**EXERCISE REQUIREMENTS:** Give the listing again exactly, omitting its images.

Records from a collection
______________________________

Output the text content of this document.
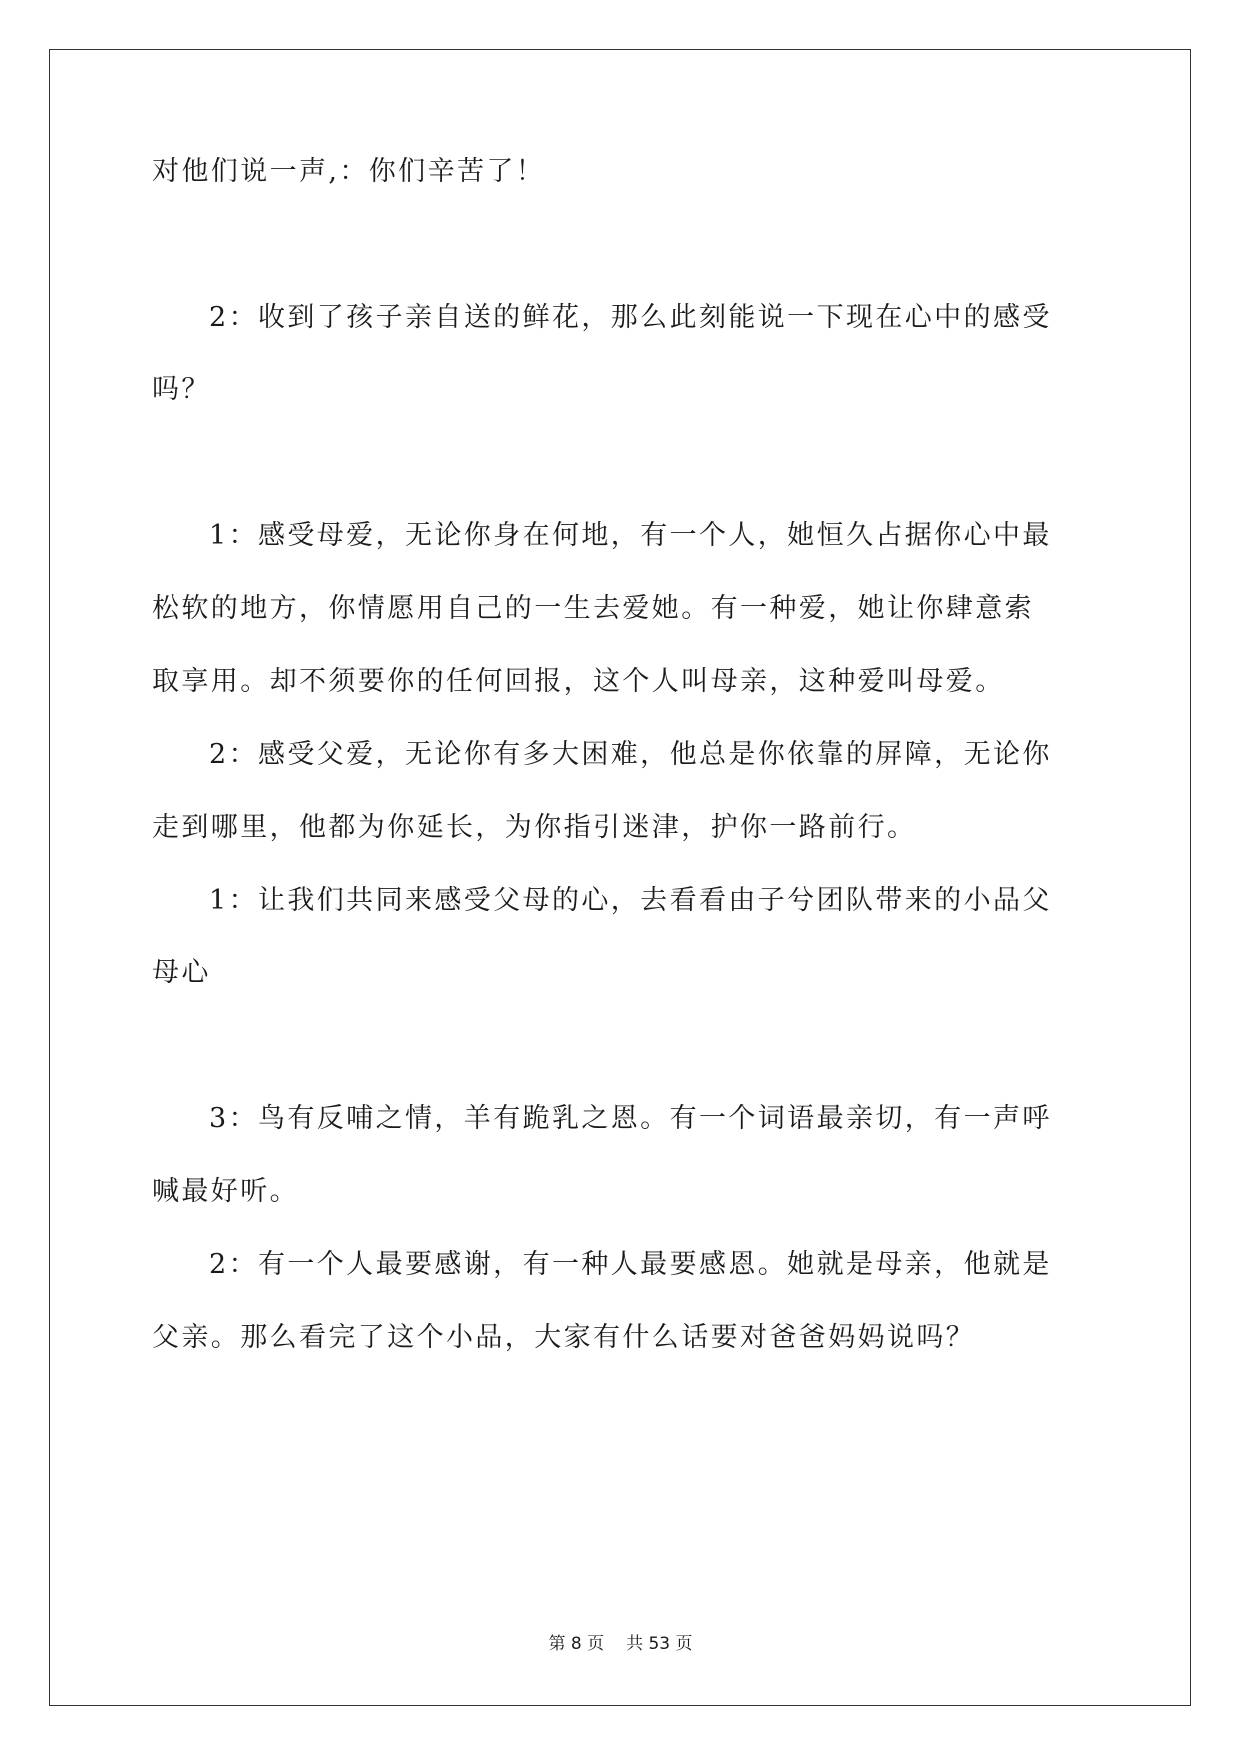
对他们说一声,：你们辛苦了！
2：收到了孩子亲自送的鲜花，那么此刻能说一下现在心中的感受
吗？
1：感受母爱，无论你身在何地，有一个人，她恒久占据你心中最
松软的地方，你情愿用自己的一生去爱她。有一种爱，她让你肆意索
取享用。却不须要你的任何回报，这个人叫母亲，这种爱叫母爱。
2：感受父爱，无论你有多大困难，他总是你依靠的屏障，无论你
走到哪里，他都为你延长，为你指引迷津，护你一路前行。
1：让我们共同来感受父母的心，去看看由子兮团队带来的小品父
母心
3：鸟有反哺之情，羊有跪乳之恩。有一个词语最亲切，有一声呼
喊最好听。
2：有一个人最要感谢，有一种人最要感恩。她就是母亲，他就是
父亲。那么看完了这个小品，大家有什么话要对爸爸妈妈说吗？
第 8 页 共 53 页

______________________________

**THE ANSWER:**
Output the text content of this document.
对他们说一声,：你们辛苦了！
2：收到了孩子亲自送的鲜花，那么此刻能说一下现在心中的感受
吗？
1：感受母爱，无论你身在何地，有一个人，她恒久占据你心中最
松软的地方，你情愿用自己的一生去爱她。有一种爱，她让你肆意索
取享用。却不须要你的任何回报，这个人叫母亲，这种爱叫母爱。
2：感受父爱，无论你有多大困难，他总是你依靠的屏障，无论你
走到哪里，他都为你延长，为你指引迷津，护你一路前行。
1：让我们共同来感受父母的心，去看看由子兮团队带来的小品父
母心
3：鸟有反哺之情，羊有跪乳之恩。有一个词语最亲切，有一声呼
喊最好听。
2：有一个人最要感谢，有一种人最要感恩。她就是母亲，他就是
父亲。那么看完了这个小品，大家有什么话要对爸爸妈妈说吗？
第 8 页 共 53 页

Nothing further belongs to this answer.